= Required task =
Find every line in the records below that holds the word "chevron" and copy it.

# # #

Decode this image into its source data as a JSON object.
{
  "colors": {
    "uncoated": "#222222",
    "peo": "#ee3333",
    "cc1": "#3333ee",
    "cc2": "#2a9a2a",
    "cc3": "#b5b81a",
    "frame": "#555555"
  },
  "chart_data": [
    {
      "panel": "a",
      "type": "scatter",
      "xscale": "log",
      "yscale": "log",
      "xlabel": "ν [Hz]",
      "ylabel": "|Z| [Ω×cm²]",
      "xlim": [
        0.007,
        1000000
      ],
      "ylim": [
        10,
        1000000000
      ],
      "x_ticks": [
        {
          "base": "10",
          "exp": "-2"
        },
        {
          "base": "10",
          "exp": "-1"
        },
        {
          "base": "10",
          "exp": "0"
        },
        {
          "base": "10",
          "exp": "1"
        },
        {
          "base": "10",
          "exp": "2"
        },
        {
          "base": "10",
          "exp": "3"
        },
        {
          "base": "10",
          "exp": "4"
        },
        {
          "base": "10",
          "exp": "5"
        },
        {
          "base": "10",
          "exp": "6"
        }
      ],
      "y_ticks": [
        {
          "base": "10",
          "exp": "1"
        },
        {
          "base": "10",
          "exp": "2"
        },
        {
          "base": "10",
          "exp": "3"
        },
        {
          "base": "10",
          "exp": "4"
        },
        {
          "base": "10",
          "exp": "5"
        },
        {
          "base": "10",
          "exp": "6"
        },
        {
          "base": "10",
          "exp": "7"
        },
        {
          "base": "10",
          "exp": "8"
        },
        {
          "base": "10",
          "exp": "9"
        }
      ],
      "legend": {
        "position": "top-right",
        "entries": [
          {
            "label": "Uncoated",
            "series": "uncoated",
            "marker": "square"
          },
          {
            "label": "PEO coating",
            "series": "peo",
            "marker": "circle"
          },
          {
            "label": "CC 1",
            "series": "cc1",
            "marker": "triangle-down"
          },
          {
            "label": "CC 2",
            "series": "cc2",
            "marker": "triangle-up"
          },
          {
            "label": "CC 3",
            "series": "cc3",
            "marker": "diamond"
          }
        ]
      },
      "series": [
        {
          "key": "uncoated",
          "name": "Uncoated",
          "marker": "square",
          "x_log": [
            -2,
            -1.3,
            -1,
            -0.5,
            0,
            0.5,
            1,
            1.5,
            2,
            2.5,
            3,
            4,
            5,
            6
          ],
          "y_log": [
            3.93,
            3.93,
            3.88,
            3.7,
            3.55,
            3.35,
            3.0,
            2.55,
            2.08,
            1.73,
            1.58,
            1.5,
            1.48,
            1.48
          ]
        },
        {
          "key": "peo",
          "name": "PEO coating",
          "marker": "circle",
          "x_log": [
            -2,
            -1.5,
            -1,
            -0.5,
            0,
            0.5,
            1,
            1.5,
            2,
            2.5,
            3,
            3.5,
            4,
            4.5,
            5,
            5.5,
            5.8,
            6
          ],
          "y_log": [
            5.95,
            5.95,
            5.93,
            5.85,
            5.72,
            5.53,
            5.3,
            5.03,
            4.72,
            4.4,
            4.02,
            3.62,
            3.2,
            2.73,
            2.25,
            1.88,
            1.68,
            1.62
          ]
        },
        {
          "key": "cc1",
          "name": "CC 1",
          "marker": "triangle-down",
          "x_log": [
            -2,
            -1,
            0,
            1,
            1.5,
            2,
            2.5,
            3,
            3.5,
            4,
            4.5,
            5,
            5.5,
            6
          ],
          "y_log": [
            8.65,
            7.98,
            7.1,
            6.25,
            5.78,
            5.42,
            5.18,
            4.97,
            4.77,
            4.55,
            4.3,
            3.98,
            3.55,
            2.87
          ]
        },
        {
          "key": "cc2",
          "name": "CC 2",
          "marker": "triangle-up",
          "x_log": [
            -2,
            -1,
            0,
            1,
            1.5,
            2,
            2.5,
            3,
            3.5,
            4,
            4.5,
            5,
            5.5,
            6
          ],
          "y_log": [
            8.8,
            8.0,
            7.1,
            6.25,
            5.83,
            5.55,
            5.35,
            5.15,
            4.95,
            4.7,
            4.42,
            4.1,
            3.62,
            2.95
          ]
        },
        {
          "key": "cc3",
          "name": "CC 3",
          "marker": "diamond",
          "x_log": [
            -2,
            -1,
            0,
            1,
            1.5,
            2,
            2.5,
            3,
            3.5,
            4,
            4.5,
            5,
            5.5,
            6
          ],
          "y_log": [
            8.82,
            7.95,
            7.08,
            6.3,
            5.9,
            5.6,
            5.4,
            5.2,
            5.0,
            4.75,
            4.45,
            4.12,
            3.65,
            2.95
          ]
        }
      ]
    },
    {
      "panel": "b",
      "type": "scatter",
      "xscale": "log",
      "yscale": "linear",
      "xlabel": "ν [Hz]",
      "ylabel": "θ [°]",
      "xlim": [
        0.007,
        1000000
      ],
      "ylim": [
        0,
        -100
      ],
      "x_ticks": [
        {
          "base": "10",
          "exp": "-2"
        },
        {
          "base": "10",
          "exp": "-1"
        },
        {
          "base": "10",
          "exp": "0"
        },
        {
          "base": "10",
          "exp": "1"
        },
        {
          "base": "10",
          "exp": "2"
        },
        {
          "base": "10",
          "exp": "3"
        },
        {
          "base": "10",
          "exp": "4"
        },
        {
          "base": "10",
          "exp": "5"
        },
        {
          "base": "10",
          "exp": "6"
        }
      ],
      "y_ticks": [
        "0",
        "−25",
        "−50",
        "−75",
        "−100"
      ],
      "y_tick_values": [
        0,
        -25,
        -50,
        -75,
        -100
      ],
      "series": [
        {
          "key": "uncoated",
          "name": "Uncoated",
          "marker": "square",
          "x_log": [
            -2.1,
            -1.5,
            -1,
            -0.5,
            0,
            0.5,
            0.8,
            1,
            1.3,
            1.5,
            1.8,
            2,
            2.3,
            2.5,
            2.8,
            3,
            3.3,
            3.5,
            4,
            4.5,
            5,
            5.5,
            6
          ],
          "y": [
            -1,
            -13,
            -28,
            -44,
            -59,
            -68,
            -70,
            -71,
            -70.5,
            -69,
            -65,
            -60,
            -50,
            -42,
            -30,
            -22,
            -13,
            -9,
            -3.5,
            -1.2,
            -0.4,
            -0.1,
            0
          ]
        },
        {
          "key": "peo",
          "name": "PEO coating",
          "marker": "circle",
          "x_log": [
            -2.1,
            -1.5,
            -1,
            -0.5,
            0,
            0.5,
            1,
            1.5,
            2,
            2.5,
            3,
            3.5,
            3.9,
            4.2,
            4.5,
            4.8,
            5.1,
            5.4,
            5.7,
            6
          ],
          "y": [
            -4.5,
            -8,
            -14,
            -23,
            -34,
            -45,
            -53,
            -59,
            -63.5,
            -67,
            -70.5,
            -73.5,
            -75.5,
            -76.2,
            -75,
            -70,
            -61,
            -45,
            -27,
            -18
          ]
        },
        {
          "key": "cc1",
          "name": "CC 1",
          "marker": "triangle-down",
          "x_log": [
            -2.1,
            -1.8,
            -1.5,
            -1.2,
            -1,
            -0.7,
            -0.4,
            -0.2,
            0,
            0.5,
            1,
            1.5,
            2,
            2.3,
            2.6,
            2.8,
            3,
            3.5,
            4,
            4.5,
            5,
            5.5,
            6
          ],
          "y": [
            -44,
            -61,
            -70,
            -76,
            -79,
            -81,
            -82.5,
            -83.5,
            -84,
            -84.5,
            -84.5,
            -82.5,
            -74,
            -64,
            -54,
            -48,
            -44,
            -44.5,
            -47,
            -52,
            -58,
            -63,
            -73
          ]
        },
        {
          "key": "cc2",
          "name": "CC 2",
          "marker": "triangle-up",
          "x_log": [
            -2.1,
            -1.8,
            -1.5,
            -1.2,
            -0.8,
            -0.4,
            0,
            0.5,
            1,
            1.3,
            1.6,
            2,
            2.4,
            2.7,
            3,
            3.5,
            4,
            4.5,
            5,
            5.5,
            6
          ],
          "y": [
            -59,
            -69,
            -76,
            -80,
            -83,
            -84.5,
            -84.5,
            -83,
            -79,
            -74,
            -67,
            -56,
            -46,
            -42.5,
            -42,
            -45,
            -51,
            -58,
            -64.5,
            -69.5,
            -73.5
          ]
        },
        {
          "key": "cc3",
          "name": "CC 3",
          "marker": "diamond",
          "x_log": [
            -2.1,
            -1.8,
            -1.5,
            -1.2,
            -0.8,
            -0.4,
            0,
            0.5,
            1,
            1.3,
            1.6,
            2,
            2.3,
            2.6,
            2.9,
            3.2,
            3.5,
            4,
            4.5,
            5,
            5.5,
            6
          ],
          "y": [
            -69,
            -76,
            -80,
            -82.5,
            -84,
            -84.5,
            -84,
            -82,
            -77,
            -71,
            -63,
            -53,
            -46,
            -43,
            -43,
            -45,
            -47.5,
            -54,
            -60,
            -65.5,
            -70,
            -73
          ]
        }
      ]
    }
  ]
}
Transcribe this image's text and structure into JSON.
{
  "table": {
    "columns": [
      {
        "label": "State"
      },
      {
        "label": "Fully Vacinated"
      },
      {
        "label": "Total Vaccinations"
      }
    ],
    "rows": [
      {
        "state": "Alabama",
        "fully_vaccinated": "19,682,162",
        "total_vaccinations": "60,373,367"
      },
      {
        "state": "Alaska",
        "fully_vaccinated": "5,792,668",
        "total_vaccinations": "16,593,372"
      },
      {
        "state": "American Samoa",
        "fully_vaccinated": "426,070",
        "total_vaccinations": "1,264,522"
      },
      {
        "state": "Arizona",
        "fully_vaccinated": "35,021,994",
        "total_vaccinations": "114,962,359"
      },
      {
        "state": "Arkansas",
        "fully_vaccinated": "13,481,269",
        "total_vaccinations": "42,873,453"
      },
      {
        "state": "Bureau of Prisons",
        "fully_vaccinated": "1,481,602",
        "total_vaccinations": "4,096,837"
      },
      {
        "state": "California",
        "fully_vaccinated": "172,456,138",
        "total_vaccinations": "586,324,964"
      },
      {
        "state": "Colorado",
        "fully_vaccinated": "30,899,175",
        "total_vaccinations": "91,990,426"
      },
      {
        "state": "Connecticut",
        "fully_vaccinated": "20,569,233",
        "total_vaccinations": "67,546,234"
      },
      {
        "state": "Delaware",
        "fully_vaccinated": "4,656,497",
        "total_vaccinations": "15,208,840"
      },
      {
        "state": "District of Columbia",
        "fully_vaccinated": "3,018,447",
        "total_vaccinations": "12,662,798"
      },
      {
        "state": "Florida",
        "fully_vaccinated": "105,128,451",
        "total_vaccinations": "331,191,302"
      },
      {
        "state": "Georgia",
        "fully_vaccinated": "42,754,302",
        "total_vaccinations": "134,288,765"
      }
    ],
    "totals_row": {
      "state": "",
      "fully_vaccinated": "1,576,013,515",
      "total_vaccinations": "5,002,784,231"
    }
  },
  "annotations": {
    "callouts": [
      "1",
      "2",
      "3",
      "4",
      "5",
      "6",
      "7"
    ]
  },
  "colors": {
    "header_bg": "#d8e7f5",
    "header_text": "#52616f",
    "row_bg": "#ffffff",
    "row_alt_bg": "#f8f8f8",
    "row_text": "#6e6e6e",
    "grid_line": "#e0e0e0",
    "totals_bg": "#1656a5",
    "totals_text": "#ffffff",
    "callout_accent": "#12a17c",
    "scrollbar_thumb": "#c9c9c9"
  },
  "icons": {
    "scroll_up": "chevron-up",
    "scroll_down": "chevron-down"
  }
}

# # #

= Correct response =
    "scroll_up": "chevron-up",
    "scroll_down": "chevron-down"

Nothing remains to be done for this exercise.